→ **STATED GOAL**
Can you quote exactly the stretch of lines from the one with "Type out the text in this image." through the final line of the material, both ends included?

→ **ROWS**
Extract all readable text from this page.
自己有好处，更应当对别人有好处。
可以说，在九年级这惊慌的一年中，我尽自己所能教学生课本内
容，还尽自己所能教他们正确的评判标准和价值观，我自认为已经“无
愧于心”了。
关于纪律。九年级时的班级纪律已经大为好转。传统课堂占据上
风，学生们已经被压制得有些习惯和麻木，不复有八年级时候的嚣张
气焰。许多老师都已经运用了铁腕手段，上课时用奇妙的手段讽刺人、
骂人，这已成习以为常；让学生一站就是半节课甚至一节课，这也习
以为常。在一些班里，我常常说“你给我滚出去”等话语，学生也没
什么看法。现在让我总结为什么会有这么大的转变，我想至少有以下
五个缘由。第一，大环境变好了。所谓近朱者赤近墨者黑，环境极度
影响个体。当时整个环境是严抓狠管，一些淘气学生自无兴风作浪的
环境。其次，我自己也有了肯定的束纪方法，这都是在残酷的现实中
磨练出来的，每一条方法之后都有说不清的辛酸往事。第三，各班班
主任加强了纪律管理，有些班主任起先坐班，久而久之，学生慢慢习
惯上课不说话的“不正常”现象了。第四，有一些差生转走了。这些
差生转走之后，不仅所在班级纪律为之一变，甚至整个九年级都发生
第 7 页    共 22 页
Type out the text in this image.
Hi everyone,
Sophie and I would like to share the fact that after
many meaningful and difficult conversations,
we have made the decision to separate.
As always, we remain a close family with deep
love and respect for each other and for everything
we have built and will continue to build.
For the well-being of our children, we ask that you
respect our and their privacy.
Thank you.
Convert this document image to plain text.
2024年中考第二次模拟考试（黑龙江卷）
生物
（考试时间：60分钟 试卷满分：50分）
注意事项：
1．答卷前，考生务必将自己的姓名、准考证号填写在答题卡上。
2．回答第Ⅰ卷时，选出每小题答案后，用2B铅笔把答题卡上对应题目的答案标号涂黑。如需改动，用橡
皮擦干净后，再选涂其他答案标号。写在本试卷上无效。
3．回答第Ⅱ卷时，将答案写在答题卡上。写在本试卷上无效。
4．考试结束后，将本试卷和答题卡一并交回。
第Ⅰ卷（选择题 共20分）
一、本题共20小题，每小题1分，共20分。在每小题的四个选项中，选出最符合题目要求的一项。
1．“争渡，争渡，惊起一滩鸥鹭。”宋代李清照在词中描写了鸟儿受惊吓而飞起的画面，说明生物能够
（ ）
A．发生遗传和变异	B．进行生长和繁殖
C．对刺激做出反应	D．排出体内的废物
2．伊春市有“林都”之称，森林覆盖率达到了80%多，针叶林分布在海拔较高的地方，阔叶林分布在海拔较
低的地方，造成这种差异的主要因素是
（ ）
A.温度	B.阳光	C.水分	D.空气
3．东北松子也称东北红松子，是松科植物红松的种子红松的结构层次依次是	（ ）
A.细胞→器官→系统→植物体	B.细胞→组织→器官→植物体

→ **SOLUTION FOR THIS PROBLEM**
Type out the text in this image.
Hi everyone,
Sophie and I would like to share the fact that after
many meaningful and difficult conversations,
we have made the decision to separate.
As always, we remain a close family with deep
love and respect for each other and for everything
we have built and will continue to build.
For the well-being of our children, we ask that you
respect our and their privacy.
Thank you.
Convert this document image to plain text.
2024年中考第二次模拟考试（黑龙江卷）
生物
（考试时间：60分钟 试卷满分：50分）
注意事项：
1．答卷前，考生务必将自己的姓名、准考证号填写在答题卡上。
2．回答第Ⅰ卷时，选出每小题答案后，用2B铅笔把答题卡上对应题目的答案标号涂黑。如需改动，用橡
皮擦干净后，再选涂其他答案标号。写在本试卷上无效。
3．回答第Ⅱ卷时，将答案写在答题卡上。写在本试卷上无效。
4．考试结束后，将本试卷和答题卡一并交回。
第Ⅰ卷（选择题 共20分）
一、本题共20小题，每小题1分，共20分。在每小题的四个选项中，选出最符合题目要求的一项。
1．“争渡，争渡，惊起一滩鸥鹭。”宋代李清照在词中描写了鸟儿受惊吓而飞起的画面，说明生物能够
（ ）
A．发生遗传和变异	B．进行生长和繁殖
C．对刺激做出反应	D．排出体内的废物
2．伊春市有“林都”之称，森林覆盖率达到了80%多，针叶林分布在海拔较高的地方，阔叶林分布在海拔较
低的地方，造成这种差异的主要因素是
（ ）
A.温度	B.阳光	C.水分	D.空气
3．东北松子也称东北红松子，是松科植物红松的种子红松的结构层次依次是	（ ）
A.细胞→器官→系统→植物体	B.细胞→组织→器官→植物体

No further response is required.